◆ Dataset rows ◆

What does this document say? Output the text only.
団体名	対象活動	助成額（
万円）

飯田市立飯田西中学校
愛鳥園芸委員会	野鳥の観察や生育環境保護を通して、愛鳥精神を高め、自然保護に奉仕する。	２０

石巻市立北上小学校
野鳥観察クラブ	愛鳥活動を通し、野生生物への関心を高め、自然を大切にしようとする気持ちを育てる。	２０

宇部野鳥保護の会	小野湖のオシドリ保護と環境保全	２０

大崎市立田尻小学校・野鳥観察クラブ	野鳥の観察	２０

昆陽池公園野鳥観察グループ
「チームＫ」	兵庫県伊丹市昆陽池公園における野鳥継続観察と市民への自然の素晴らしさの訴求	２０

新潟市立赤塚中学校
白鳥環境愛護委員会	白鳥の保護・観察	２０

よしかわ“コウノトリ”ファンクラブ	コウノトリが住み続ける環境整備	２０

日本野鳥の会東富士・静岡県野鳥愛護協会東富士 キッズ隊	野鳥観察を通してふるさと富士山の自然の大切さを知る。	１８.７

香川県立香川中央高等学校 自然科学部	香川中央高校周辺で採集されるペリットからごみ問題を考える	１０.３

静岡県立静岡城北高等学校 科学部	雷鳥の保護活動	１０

◆ Stated problem ◆
Find the lines holding "野鳥観察クラブ" and list every one.

◆ Task answer ◆
野鳥観察クラブ	愛鳥活動を通し、野生生物への関心を高め、自然を大切にしようとする気持ちを育てる。	２０
大崎市立田尻小学校・野鳥観察クラブ	野鳥の観察	２０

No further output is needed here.